--- Work to do ---
Look over the lines below. Report each one that includes the string "will".

(A run of records)
begin
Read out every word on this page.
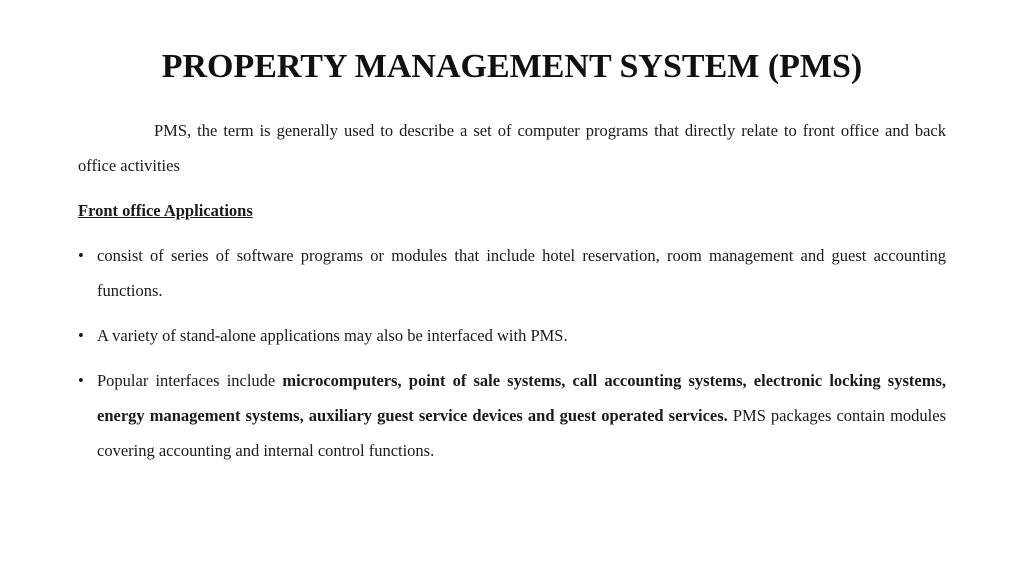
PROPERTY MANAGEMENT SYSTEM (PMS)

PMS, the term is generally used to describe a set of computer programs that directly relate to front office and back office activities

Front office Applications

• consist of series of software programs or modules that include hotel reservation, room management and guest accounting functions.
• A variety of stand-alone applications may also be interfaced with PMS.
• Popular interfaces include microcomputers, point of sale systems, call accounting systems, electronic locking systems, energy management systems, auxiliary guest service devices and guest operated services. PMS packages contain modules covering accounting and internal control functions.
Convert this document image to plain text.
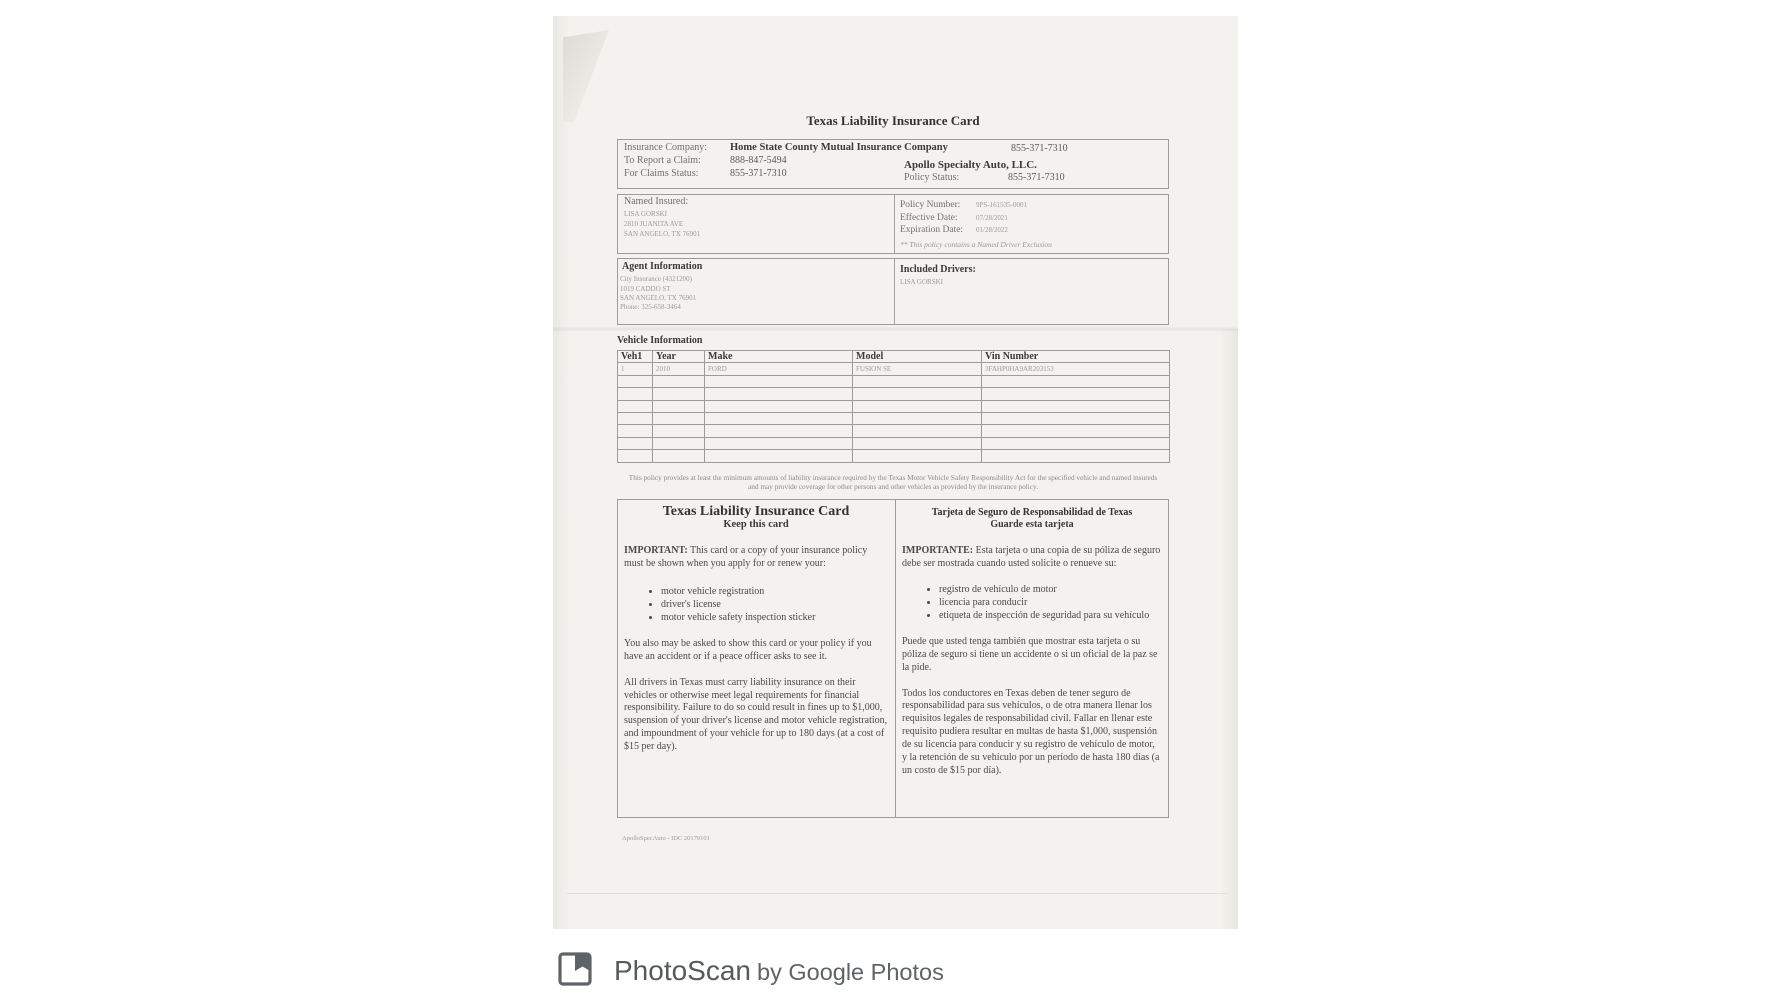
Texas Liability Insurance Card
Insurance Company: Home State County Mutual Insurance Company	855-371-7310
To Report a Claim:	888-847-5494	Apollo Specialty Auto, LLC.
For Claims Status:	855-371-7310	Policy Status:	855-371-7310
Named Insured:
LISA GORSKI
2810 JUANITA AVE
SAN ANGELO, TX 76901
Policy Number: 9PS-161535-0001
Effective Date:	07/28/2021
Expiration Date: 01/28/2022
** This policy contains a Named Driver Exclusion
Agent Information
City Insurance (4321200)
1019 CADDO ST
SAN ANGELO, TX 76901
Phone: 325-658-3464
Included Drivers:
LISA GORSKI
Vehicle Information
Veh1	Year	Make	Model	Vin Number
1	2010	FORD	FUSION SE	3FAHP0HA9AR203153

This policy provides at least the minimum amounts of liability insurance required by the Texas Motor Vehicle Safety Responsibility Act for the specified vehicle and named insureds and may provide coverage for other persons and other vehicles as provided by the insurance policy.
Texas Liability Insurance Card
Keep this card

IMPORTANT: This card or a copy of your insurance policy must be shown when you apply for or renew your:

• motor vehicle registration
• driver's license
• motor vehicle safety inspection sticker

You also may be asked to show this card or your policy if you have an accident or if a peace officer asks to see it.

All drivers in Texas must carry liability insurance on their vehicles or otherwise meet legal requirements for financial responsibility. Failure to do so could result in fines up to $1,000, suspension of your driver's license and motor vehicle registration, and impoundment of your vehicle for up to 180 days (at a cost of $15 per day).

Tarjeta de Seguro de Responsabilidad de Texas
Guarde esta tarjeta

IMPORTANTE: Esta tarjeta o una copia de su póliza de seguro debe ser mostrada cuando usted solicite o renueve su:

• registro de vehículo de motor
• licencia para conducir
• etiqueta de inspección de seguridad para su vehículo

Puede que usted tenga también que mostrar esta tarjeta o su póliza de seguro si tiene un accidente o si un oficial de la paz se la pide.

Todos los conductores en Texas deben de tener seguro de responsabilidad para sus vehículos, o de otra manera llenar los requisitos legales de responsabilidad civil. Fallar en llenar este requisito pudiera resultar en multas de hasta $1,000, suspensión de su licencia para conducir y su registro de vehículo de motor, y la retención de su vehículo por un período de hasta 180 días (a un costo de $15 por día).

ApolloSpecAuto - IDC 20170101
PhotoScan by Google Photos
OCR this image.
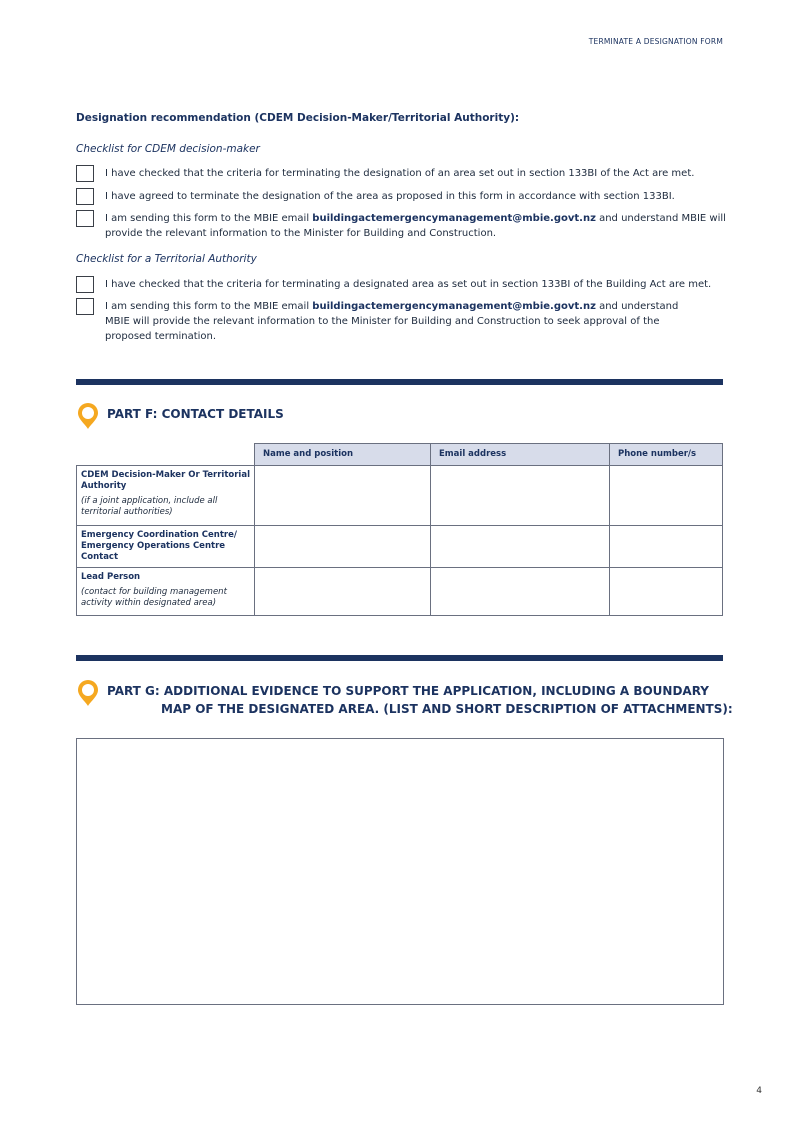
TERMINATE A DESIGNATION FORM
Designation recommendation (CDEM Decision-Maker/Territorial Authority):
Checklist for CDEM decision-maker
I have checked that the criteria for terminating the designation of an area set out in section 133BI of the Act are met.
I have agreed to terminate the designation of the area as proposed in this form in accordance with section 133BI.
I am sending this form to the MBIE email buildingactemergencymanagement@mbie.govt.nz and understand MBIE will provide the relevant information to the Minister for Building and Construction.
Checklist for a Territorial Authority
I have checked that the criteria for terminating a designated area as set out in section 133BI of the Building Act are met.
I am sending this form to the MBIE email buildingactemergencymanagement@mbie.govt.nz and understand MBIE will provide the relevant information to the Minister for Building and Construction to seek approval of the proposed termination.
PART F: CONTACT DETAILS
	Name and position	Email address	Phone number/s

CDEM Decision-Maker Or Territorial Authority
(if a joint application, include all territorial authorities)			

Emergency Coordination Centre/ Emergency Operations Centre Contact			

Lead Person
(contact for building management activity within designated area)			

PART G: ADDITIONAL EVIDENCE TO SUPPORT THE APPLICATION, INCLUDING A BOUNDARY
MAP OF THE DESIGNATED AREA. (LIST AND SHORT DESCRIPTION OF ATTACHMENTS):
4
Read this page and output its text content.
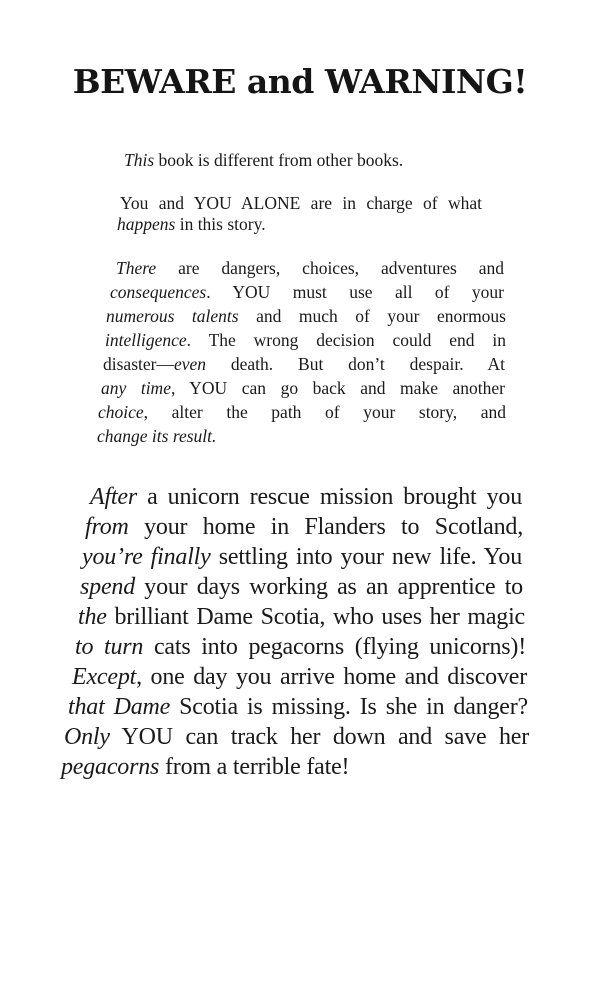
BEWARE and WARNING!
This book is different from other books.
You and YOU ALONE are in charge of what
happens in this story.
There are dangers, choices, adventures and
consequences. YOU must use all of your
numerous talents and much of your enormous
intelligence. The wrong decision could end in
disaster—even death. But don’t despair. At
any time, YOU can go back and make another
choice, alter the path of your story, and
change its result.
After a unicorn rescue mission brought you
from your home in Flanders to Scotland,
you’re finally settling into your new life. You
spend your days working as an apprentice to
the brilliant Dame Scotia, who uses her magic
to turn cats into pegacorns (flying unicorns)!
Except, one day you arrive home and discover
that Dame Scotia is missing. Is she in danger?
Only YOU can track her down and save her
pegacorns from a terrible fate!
end
--- Complete response ---
I am sending this form to the MBIE email buildingactemergencymanagement@mbie.govt.nz and understand MBIE will provide the relevant information to the Minister for Building and Construction.
I am sending this form to the MBIE email buildingactemergencymanagement@mbie.govt.nz and understand MBIE will provide the relevant information to the Minister for Building and Construction to seek approval of the proposed termination.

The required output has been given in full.